Les Afro-antillais ont été refroidis par l’hommage présidentiel français au colonialiste Jules Ferry. Premier faux pas? Texte et dessin de Damien Glez
En Afrique, La sémiologie n’est pas seulement une science. C’est une seconde nature. L’étude des signes y est permanente et rien ne paraît ni anodin ni gratuit. Tout a un sens, y compris l’éternuement d’un enfant qui vient corroborer la déclaration d’un adulte. Qui est assez naïf pour croire qu’on éternue parce que les poils du nez l’ont suggéré aux neurones sensitifs qui ont instruit le diaphragme?
Décharge électrostatique disruptive
De la narine au ciel, qui est assez naïf pour croire que la foudre est une décharge électrostatique disruptive résultant d’une accumulation d’électricité statique? Si le Falcon 7X du frais émoulu président français Hollande a été frappé par la foudre, ce 15 mai, sur la route de Berlin, il y a certainement une raison plus crédible.
Sur le continent noir, la foudre est réputée téléporter les plus compétents des sorciers. En croisant François Hollande, un thaumaturge a-t-il voulu lui envoyer un signal?
Cet éclair était-il un “missile” mystique dirigé par un marabout, sur ordre d’un Nicolas Sarkozy dépité? Etait-ce le spectre du fondateur de la Ve République, le général de Gaulle, qui bizutait ainsi le nouveau locataire de l’Elysée?
Croyance pour superstition, le passager présidentiel était convaincu que la foudre ne frappe jamais deux fois au même endroit. Il s’est posé à Villacoublay, avant de repartir à bord d’un autre Falcon.

### EXTRAITS DE DONNÉES

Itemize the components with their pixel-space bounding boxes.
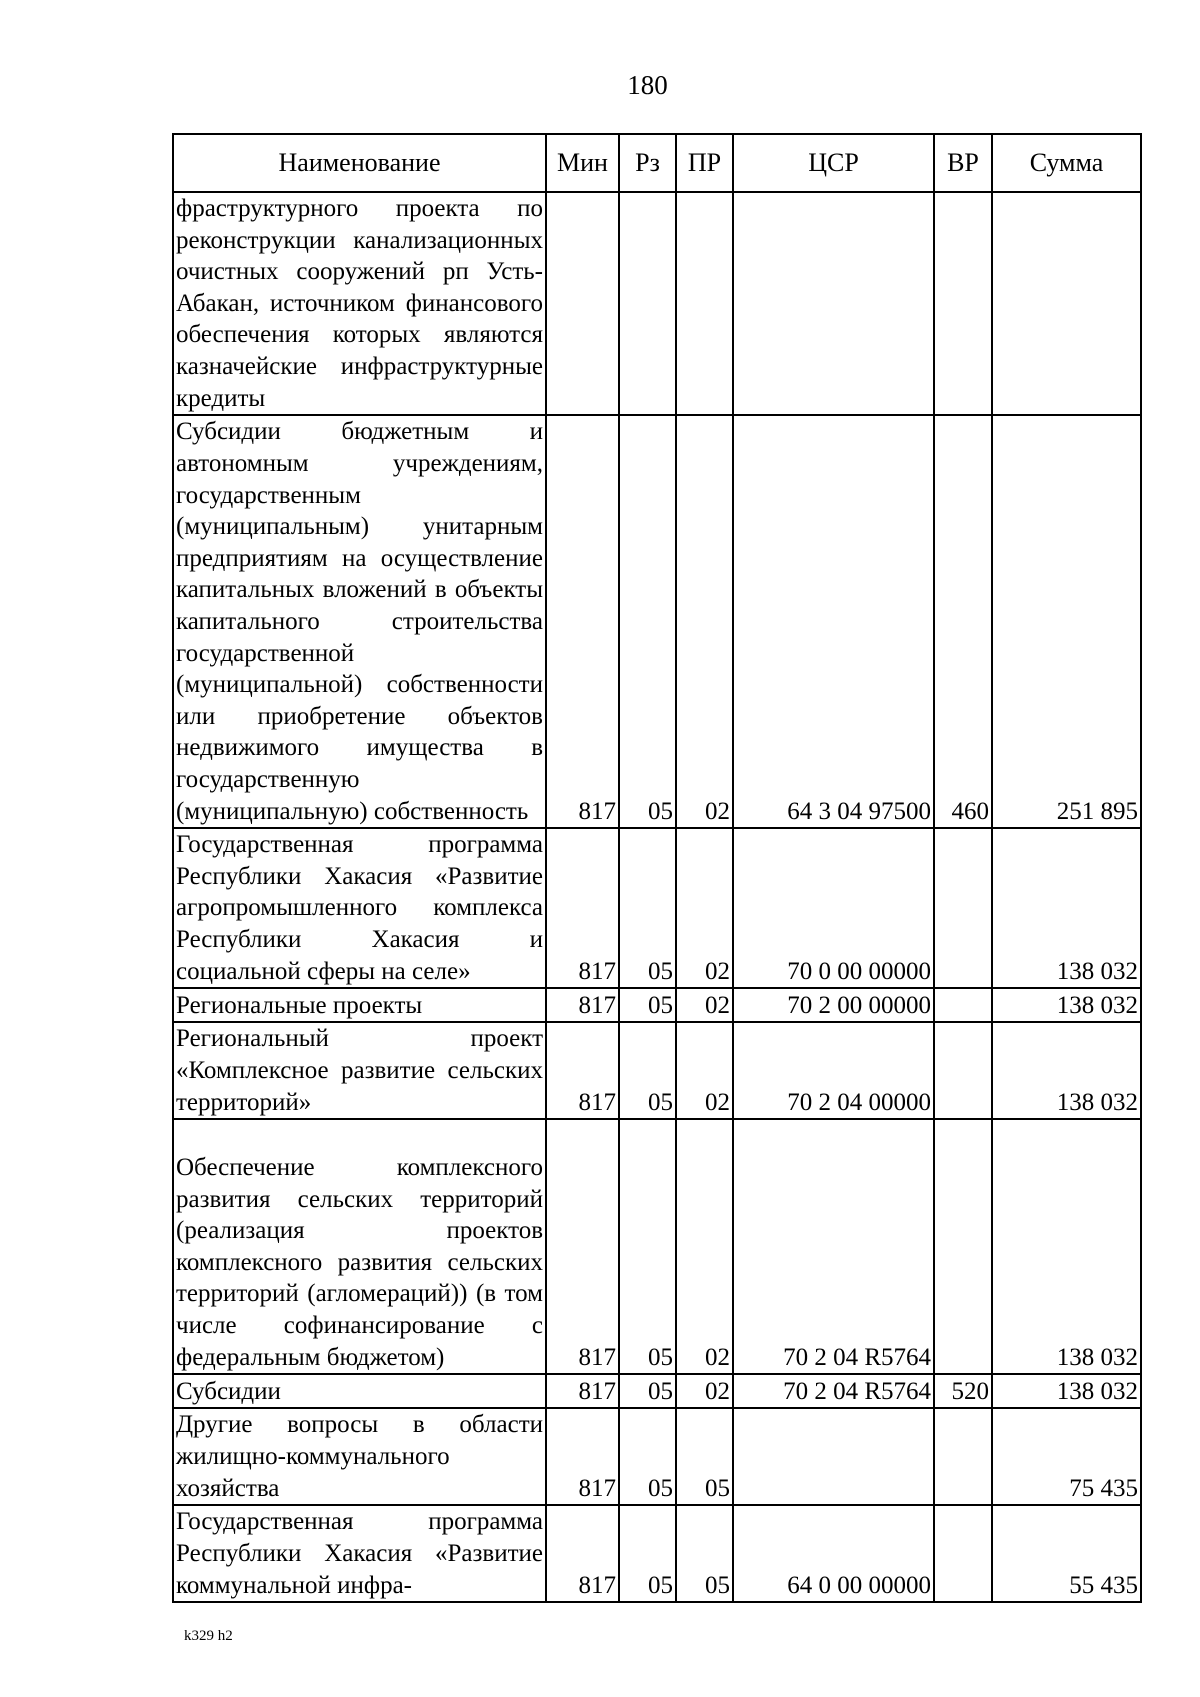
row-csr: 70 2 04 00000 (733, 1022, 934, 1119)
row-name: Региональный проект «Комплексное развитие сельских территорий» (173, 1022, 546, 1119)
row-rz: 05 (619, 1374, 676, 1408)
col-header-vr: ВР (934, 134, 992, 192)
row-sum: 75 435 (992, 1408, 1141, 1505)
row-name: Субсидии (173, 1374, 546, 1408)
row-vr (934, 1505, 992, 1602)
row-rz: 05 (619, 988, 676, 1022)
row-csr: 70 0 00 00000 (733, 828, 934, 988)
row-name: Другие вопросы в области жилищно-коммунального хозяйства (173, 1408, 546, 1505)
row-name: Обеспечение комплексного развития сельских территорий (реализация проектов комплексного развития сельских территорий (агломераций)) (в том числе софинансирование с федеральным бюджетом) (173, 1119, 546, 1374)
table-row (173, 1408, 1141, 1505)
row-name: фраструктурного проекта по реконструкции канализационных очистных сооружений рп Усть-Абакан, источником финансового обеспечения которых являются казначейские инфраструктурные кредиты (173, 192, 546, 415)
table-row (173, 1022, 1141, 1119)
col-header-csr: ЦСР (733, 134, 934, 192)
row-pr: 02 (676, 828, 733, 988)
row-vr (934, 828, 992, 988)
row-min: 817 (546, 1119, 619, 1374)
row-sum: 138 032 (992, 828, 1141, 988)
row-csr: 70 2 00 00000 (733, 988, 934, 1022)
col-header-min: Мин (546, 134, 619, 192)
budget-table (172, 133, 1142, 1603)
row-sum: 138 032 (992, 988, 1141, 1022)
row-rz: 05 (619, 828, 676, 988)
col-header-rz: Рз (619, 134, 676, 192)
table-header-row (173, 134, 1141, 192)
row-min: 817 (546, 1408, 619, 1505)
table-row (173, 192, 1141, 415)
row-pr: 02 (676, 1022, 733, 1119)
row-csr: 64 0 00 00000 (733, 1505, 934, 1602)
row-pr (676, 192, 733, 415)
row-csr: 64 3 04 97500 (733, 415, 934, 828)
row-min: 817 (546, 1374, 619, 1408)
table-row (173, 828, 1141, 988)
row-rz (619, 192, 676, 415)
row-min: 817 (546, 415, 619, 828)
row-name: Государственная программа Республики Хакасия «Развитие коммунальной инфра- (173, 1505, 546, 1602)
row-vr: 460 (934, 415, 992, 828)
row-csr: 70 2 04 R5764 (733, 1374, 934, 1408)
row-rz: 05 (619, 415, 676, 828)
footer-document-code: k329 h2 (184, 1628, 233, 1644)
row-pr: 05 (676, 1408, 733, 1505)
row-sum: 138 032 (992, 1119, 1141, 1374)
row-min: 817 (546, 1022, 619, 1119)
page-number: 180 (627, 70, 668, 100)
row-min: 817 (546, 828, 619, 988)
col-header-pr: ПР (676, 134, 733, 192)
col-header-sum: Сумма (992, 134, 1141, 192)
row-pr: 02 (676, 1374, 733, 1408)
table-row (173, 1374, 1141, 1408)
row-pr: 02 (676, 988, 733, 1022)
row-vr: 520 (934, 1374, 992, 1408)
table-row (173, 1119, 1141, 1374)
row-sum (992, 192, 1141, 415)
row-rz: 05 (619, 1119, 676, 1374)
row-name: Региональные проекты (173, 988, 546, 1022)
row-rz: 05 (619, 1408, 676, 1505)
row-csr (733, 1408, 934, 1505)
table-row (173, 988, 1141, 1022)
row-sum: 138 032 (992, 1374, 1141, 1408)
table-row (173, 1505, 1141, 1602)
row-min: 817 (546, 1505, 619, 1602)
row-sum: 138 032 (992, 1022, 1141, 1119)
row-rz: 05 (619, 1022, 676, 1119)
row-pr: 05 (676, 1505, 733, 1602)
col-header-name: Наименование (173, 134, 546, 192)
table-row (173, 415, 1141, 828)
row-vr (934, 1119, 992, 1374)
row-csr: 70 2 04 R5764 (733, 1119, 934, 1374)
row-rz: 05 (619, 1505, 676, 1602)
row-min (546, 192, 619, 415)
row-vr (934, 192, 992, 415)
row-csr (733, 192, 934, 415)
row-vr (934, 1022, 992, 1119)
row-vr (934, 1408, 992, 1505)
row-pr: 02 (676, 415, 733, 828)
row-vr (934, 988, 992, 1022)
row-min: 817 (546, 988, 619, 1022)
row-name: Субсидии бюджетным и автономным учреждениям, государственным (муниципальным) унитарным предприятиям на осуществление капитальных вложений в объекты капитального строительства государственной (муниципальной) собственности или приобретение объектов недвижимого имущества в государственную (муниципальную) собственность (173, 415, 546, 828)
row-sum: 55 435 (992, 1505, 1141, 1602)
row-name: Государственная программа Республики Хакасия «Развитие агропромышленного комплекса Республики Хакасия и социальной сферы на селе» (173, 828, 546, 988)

### EXERCICES À COMPLÉTER
a) Quelles personnes sont nommées dans le texte proposé ? Citez-les toutes.
b) D'après le texte proposé, quel jour le Falcon 7X de François Hollande a-t-il été frappé par la foudre ?
c) Reproduisez fidèlement le passage du texte proposé qui va de « Les Afro-antillais ont » à « instruit le diaphragme? ».

### CORRIGÉ DE L'EXERCICE
a) Jules Ferry, Damien Glez, François Hollande, Nicolas Sarkozy, le général de Gaulle

b) Le 15 mai, sur la route de Berlin.

c)
Les Afro-antillais ont été refroidis par l’hommage présidentiel français au colonialiste Jules Ferry. Premier faux pas? Texte et dessin de Damien Glez
En Afrique, La sémiologie n’est pas seulement une science. C’est une seconde nature. L’étude des signes y est permanente et rien ne paraît ni anodin ni gratuit. Tout a un sens, y compris l’éternuement d’un enfant qui vient corroborer la déclaration d’un adulte. Qui est assez naïf pour croire qu’on éternue parce que les poils du nez l’ont suggéré aux neurones sensitifs qui ont instruit le diaphragme?